Problem: Extract every line of the listing below without any alteration, omitting the pictures.

[Labeled box listing]

****

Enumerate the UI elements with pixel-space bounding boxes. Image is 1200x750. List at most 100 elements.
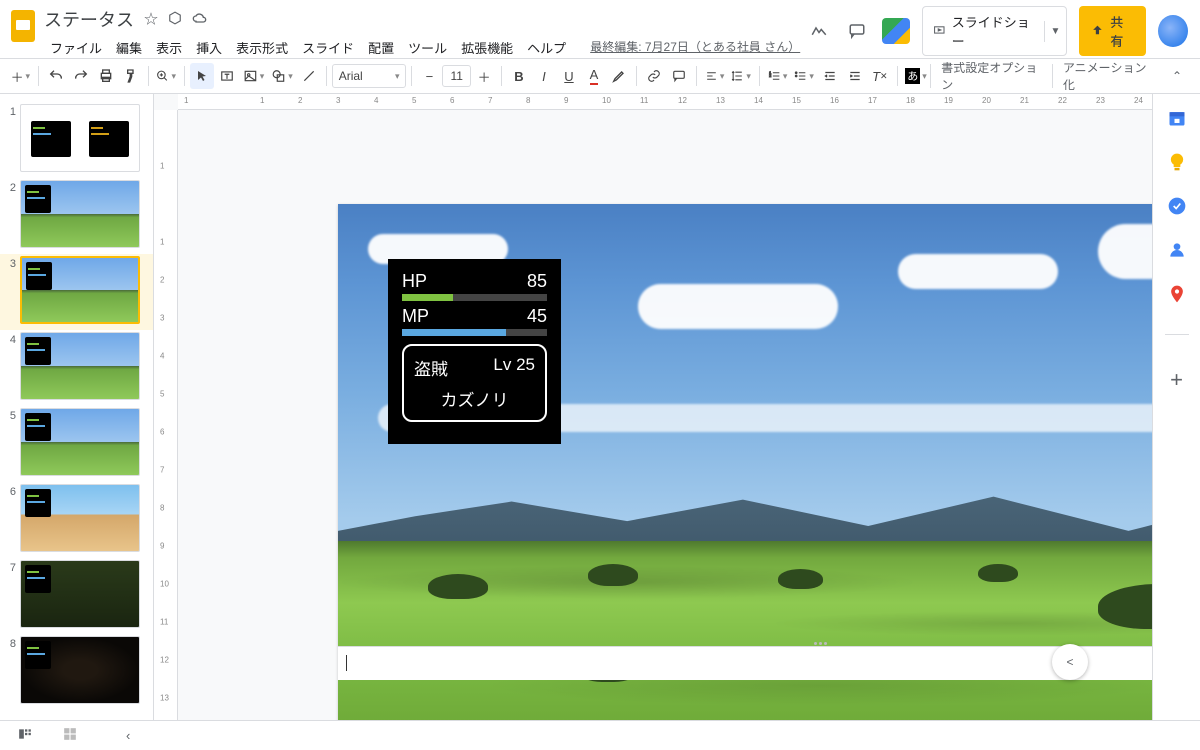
hp-bar — [402, 294, 547, 301]
image-tool[interactable]: ▾ — [240, 63, 267, 89]
bulleted-list-button[interactable]: ▾ — [791, 63, 817, 89]
thumb-1[interactable]: 1 — [0, 102, 153, 178]
select-tool[interactable] — [190, 63, 214, 89]
calendar-icon[interactable] — [1167, 108, 1187, 128]
clear-format-button[interactable]: T✕ — [868, 63, 892, 89]
slide[interactable]: HP 85 MP 45 盗賊 Lv 25 カズノリ — [338, 204, 1152, 720]
input-tools-button[interactable]: あ▾ — [903, 63, 929, 89]
numbered-list-button[interactable]: 12▾ — [765, 63, 791, 89]
activity-icon[interactable] — [806, 17, 832, 45]
svg-text:2: 2 — [769, 74, 771, 78]
mp-bar — [402, 329, 547, 336]
cloud-icon[interactable] — [192, 11, 208, 27]
font-size-inc[interactable]: ＋ — [472, 63, 496, 89]
char-level: Lv 25 — [493, 355, 535, 380]
ruler-vertical: 11234567891011121314 — [154, 110, 178, 720]
ruler-horizontal: 1123456789101112131415161718192021222324… — [178, 94, 1152, 110]
menu-slide[interactable]: スライド — [296, 36, 360, 59]
collapse-sidepanel-icon[interactable]: ‹ — [126, 728, 130, 743]
menu-file[interactable]: ファイル — [44, 36, 108, 59]
slides-logo[interactable] — [6, 8, 40, 44]
textbox-tool[interactable] — [215, 63, 239, 89]
cloud — [1098, 224, 1152, 279]
move-icon[interactable] — [168, 11, 182, 28]
bush — [428, 574, 488, 599]
menu-view[interactable]: 表示 — [150, 36, 188, 59]
canvas-area[interactable]: 1123456789101112131415161718192021222324… — [154, 94, 1152, 720]
text-cursor — [346, 655, 347, 671]
menu-help[interactable]: ヘルプ — [521, 36, 572, 59]
paint-format-button[interactable] — [119, 63, 143, 89]
bold-button[interactable]: B — [507, 63, 531, 89]
font-select[interactable]: Arial▾ — [332, 64, 407, 88]
char-class: 盗賊 — [414, 355, 448, 380]
thumb-4[interactable]: 4 — [0, 330, 153, 406]
footer: ‹ — [0, 720, 1200, 750]
char-name: カズノリ — [441, 386, 509, 411]
doc-title[interactable]: ステータス — [44, 6, 134, 32]
italic-button[interactable]: I — [532, 63, 556, 89]
line-spacing-button[interactable]: ▾ — [728, 63, 754, 89]
print-button[interactable] — [94, 63, 118, 89]
menu-tools[interactable]: ツール — [402, 36, 453, 59]
avatar[interactable] — [1158, 15, 1188, 47]
addons-button[interactable]: + — [1170, 367, 1183, 393]
highlight-button[interactable] — [607, 63, 631, 89]
grid-view-icon[interactable] — [62, 727, 78, 744]
meet-button[interactable] — [882, 18, 910, 44]
increase-indent-button[interactable] — [843, 63, 867, 89]
thumb-2[interactable]: 2 — [0, 178, 153, 254]
share-button[interactable]: 共有 — [1079, 6, 1146, 56]
animation-button[interactable]: アニメーション化 — [1052, 64, 1162, 88]
menu-format[interactable]: 表示形式 — [230, 36, 294, 59]
menu-arrange[interactable]: 配置 — [362, 36, 400, 59]
filmstrip[interactable]: 12345678 — [0, 94, 154, 720]
char-info: 盗賊 Lv 25 カズノリ — [402, 344, 547, 422]
menu-edit[interactable]: 編集 — [110, 36, 148, 59]
slideshow-button[interactable]: スライドショー ▼ — [922, 6, 1067, 56]
redo-button[interactable] — [69, 63, 93, 89]
font-name: Arial — [339, 69, 363, 83]
font-size-input[interactable]: 11 — [442, 65, 471, 87]
keep-icon[interactable] — [1167, 152, 1187, 172]
hp-value: 85 — [527, 271, 547, 292]
align-button[interactable]: ▾ — [702, 63, 728, 89]
star-icon[interactable]: ☆ — [144, 9, 158, 29]
collapse-toolbar-button[interactable]: ⌃ — [1162, 69, 1192, 83]
decrease-indent-button[interactable] — [818, 63, 842, 89]
thumb-7[interactable]: 7 — [0, 558, 153, 634]
slideshow-dropdown[interactable]: ▼ — [1044, 21, 1067, 42]
mp-label: MP — [402, 306, 429, 327]
cloud — [638, 284, 838, 329]
speaker-notes[interactable] — [338, 646, 1152, 680]
thumb-8[interactable]: 8 — [0, 634, 153, 710]
comment-button[interactable] — [667, 63, 691, 89]
text-color-button[interactable]: A — [582, 63, 606, 89]
contacts-icon[interactable] — [1167, 240, 1187, 260]
format-options-button[interactable]: 書式設定オプション — [930, 64, 1052, 88]
underline-button[interactable]: U — [557, 63, 581, 89]
line-tool[interactable] — [297, 63, 321, 89]
tasks-icon[interactable] — [1167, 196, 1187, 216]
drag-handle-icon[interactable] — [805, 642, 835, 646]
shape-tool[interactable]: ▾ — [268, 63, 295, 89]
comments-icon[interactable] — [844, 17, 870, 45]
menu-extensions[interactable]: 拡張機能 — [455, 36, 519, 59]
share-label: 共有 — [1110, 12, 1134, 50]
font-size-dec[interactable]: − — [417, 63, 441, 89]
thumb-6[interactable]: 6 — [0, 482, 153, 558]
maps-icon[interactable] — [1167, 284, 1187, 304]
thumb-5[interactable]: 5 — [0, 406, 153, 482]
thumb-3[interactable]: 3 — [0, 254, 153, 330]
last-edit[interactable]: 最終編集: 7月27日（とある社員 さん） — [584, 36, 806, 59]
hp-label: HP — [402, 271, 427, 292]
zoom-button[interactable]: ▾ — [153, 63, 179, 89]
mp-value: 45 — [527, 306, 547, 327]
filmstrip-view-icon[interactable] — [16, 727, 34, 744]
new-slide-button[interactable]: ＋▾ — [8, 63, 33, 89]
menu-insert[interactable]: 挿入 — [190, 36, 228, 59]
status-panel[interactable]: HP 85 MP 45 盗賊 Lv 25 カズノリ — [388, 259, 561, 444]
undo-button[interactable] — [44, 63, 68, 89]
explore-button[interactable]: < — [1052, 644, 1088, 680]
link-button[interactable] — [642, 63, 666, 89]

****

Exercise response:
Enumerate the UI elements with pixel-space bounding boxes. Image is 1200x750. List at most 100 elements.
hp-bar — [402, 294, 547, 301]
image-tool[interactable]: ▾ — [240, 63, 267, 89]
bulleted-list-button[interactable]: ▾ — [791, 63, 817, 89]
thumb-1[interactable]: 1 — [0, 102, 153, 178]
select-tool[interactable] — [190, 63, 214, 89]
calendar-icon[interactable] — [1167, 108, 1187, 128]
clear-format-button[interactable]: T✕ — [868, 63, 892, 89]
slide[interactable]: HP 85 MP 45 盗賊 Lv 25 カズノリ — [338, 204, 1152, 720]
input-tools-button[interactable]: あ▾ — [903, 63, 929, 89]
numbered-list-button[interactable]: 12▾ — [765, 63, 791, 89]
activity-icon[interactable] — [806, 17, 832, 45]
svg-text:2: 2 — [769, 74, 771, 78]
mp-bar — [402, 329, 547, 336]
cloud-icon[interactable] — [192, 11, 208, 27]
font-size-inc[interactable]: ＋ — [472, 63, 496, 89]
char-level: Lv 25 — [493, 355, 535, 380]
ruler-vertical: 11234567891011121314 — [154, 110, 178, 720]
ruler-horizontal: 1123456789101112131415161718192021222324… — [178, 94, 1152, 110]
menu-slide[interactable]: スライド — [296, 36, 360, 59]
collapse-sidepanel-icon[interactable]: ‹ — [126, 728, 130, 743]
menu-file[interactable]: ファイル — [44, 36, 108, 59]
slides-logo[interactable] — [6, 8, 40, 44]
textbox-tool[interactable] — [215, 63, 239, 89]
cloud — [1098, 224, 1152, 279]
move-icon[interactable] — [168, 11, 182, 28]
bush — [428, 574, 488, 599]
menu-view[interactable]: 表示 — [150, 36, 188, 59]
canvas-area[interactable]: 1123456789101112131415161718192021222324… — [154, 94, 1152, 720]
text-cursor — [346, 655, 347, 671]
menu-help[interactable]: ヘルプ — [521, 36, 572, 59]
paint-format-button[interactable] — [119, 63, 143, 89]
bold-button[interactable]: B — [507, 63, 531, 89]
font-select[interactable]: Arial▾ — [332, 64, 407, 88]
char-class: 盗賊 — [414, 355, 448, 380]
thumb-4[interactable]: 4 — [0, 330, 153, 406]
footer: ‹ — [0, 720, 1200, 750]
char-name: カズノリ — [441, 386, 509, 411]
doc-title[interactable]: ステータス — [44, 6, 134, 32]
italic-button[interactable]: I — [532, 63, 556, 89]
line-spacing-button[interactable]: ▾ — [728, 63, 754, 89]
print-button[interactable] — [94, 63, 118, 89]
menu-tools[interactable]: ツール — [402, 36, 453, 59]
avatar[interactable] — [1158, 15, 1188, 47]
addons-button[interactable]: + — [1170, 367, 1183, 393]
highlight-button[interactable] — [607, 63, 631, 89]
grid-view-icon[interactable] — [62, 727, 78, 744]
meet-button[interactable] — [882, 18, 910, 44]
increase-indent-button[interactable] — [843, 63, 867, 89]
thumb-2[interactable]: 2 — [0, 178, 153, 254]
share-button[interactable]: 共有 — [1079, 6, 1146, 56]
animation-button[interactable]: アニメーション化 — [1052, 64, 1162, 88]
menu-format[interactable]: 表示形式 — [230, 36, 294, 59]
menu-arrange[interactable]: 配置 — [362, 36, 400, 59]
filmstrip[interactable]: 12345678 — [0, 94, 154, 720]
char-info: 盗賊 Lv 25 カズノリ — [402, 344, 547, 422]
menu-edit[interactable]: 編集 — [110, 36, 148, 59]
slideshow-button[interactable]: スライドショー ▼ — [922, 6, 1067, 56]
redo-button[interactable] — [69, 63, 93, 89]
font-name: Arial — [339, 69, 363, 83]
font-size-input[interactable]: 11 — [442, 65, 471, 87]
keep-icon[interactable] — [1167, 152, 1187, 172]
hp-value: 85 — [527, 271, 547, 292]
align-button[interactable]: ▾ — [702, 63, 728, 89]
star-icon[interactable]: ☆ — [144, 9, 158, 29]
collapse-toolbar-button[interactable]: ⌃ — [1162, 69, 1192, 83]
decrease-indent-button[interactable] — [818, 63, 842, 89]
thumb-7[interactable]: 7 — [0, 558, 153, 634]
slideshow-dropdown[interactable]: ▼ — [1044, 21, 1067, 42]
mp-label: MP — [402, 306, 429, 327]
cloud — [638, 284, 838, 329]
speaker-notes[interactable] — [338, 646, 1152, 680]
thumb-8[interactable]: 8 — [0, 634, 153, 710]
comment-button[interactable] — [667, 63, 691, 89]
text-color-button[interactable]: A — [582, 63, 606, 89]
contacts-icon[interactable] — [1167, 240, 1187, 260]
format-options-button[interactable]: 書式設定オプション — [930, 64, 1052, 88]
underline-button[interactable]: U — [557, 63, 581, 89]
line-tool[interactable] — [297, 63, 321, 89]
tasks-icon[interactable] — [1167, 196, 1187, 216]
drag-handle-icon[interactable] — [805, 642, 835, 646]
shape-tool[interactable]: ▾ — [268, 63, 295, 89]
comments-icon[interactable] — [844, 17, 870, 45]
menu-extensions[interactable]: 拡張機能 — [455, 36, 519, 59]
share-label: 共有 — [1110, 12, 1134, 50]
font-size-dec[interactable]: − — [417, 63, 441, 89]
thumb-6[interactable]: 6 — [0, 482, 153, 558]
maps-icon[interactable] — [1167, 284, 1187, 304]
thumb-5[interactable]: 5 — [0, 406, 153, 482]
thumb-3[interactable]: 3 — [0, 254, 153, 330]
last-edit[interactable]: 最終編集: 7月27日（とある社員 さん） — [584, 36, 806, 59]
hp-label: HP — [402, 271, 427, 292]
zoom-button[interactable]: ▾ — [153, 63, 179, 89]
mp-value: 45 — [527, 306, 547, 327]
filmstrip-view-icon[interactable] — [16, 727, 34, 744]
new-slide-button[interactable]: ＋▾ — [8, 63, 33, 89]
menu-insert[interactable]: 挿入 — [190, 36, 228, 59]
status-panel[interactable]: HP 85 MP 45 盗賊 Lv 25 カズノリ — [388, 259, 561, 444]
undo-button[interactable] — [44, 63, 68, 89]
explore-button[interactable]: < — [1052, 644, 1088, 680]
link-button[interactable] — [642, 63, 666, 89]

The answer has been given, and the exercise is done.